Task prompt: Present every line in which the string "强化业务学习" appears.

Listing:
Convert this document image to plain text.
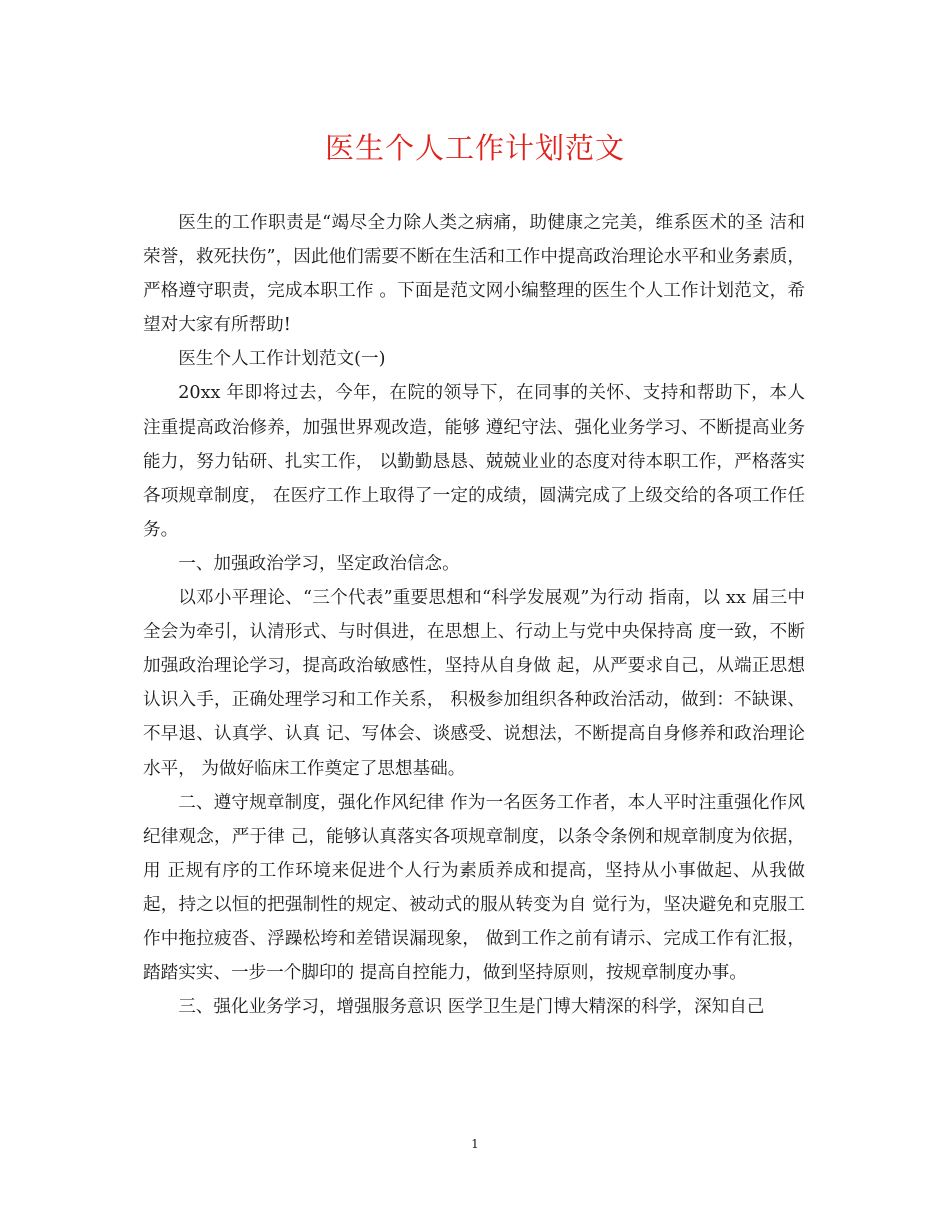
医生个人工作计划范文

医生的工作职责是“竭尽全力除人类之病痛，助健康之完美，维系医术的圣 洁和荣誉，救死扶伤”，因此他们需要不断在生活和工作中提高政治理论水平和业务素质，严格遵守职责，完成本职工作 。下面是范文网小编整理的医生个人工作计划范文，希望对大家有所帮助!

医生个人工作计划范文(一)

20xx 年即将过去，今年，在院的领导下，在同事的关怀、支持和帮助下，本人注重提高政治修养，加强世界观改造，能够 遵纪守法、强化业务学习、不断提高业务能力，努力钻研、扎实工作， 以勤勤恳恳、兢兢业业的态度对待本职工作，严格落实各项规章制度， 在医疗工作上取得了一定的成绩，圆满完成了上级交给的各项工作任 务。

一、加强政治学习，坚定政治信念。

以邓小平理论、“三个代表”重要思想和“科学发展观”为行动 指南，以 xx 届三中全会为牵引，认清形式、与时俱进，在思想上、行动上与党中央保持高 度一致，不断加强政治理论学习，提高政治敏感性，坚持从自身做 起，从严要求自己，从端正思想认识入手，正确处理学习和工作关系， 积极参加组织各种政治活动，做到：不缺课、不早退、认真学、认真 记、写体会、谈感受、说想法，不断提高自身修养和政治理论水平， 为做好临床工作奠定了思想基础。

二、遵守规章制度，强化作风纪律 作为一名医务工作者，本人平时注重强化作风纪律观念，严于律 己，能够认真落实各项规章制度，以条令条例和规章制度为依据，用 正规有序的工作环境来促进个人行为素质养成和提高，坚持从小事做起、从我做起，持之以恒的把强制性的规定、被动式的服从转变为自 觉行为，坚决避免和克服工作中拖拉疲沓、浮躁松垮和差错误漏现象， 做到工作之前有请示、完成工作有汇报，踏踏实实、一步一个脚印的 提高自控能力，做到坚持原则，按规章制度办事。

三、强化业务学习，增强服务意识 医学卫生是门博大精深的科学，深知自己

1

Complete answer:
20xx 年即将过去，今年，在院的领导下，在同事的关怀、支持和帮助下，本人注重提高政治修养，加强世界观改造，能够 遵纪守法、强化业务学习、不断提高业务能力，努力钻研、扎实工作， 以勤勤恳恳、兢兢业业的态度对待本职工作，严格落实各项规章制度， 在医疗工作上取得了一定的成绩，圆满完成了上级交给的各项工作任 务。
三、强化业务学习，增强服务意识 医学卫生是门博大精深的科学，深知自己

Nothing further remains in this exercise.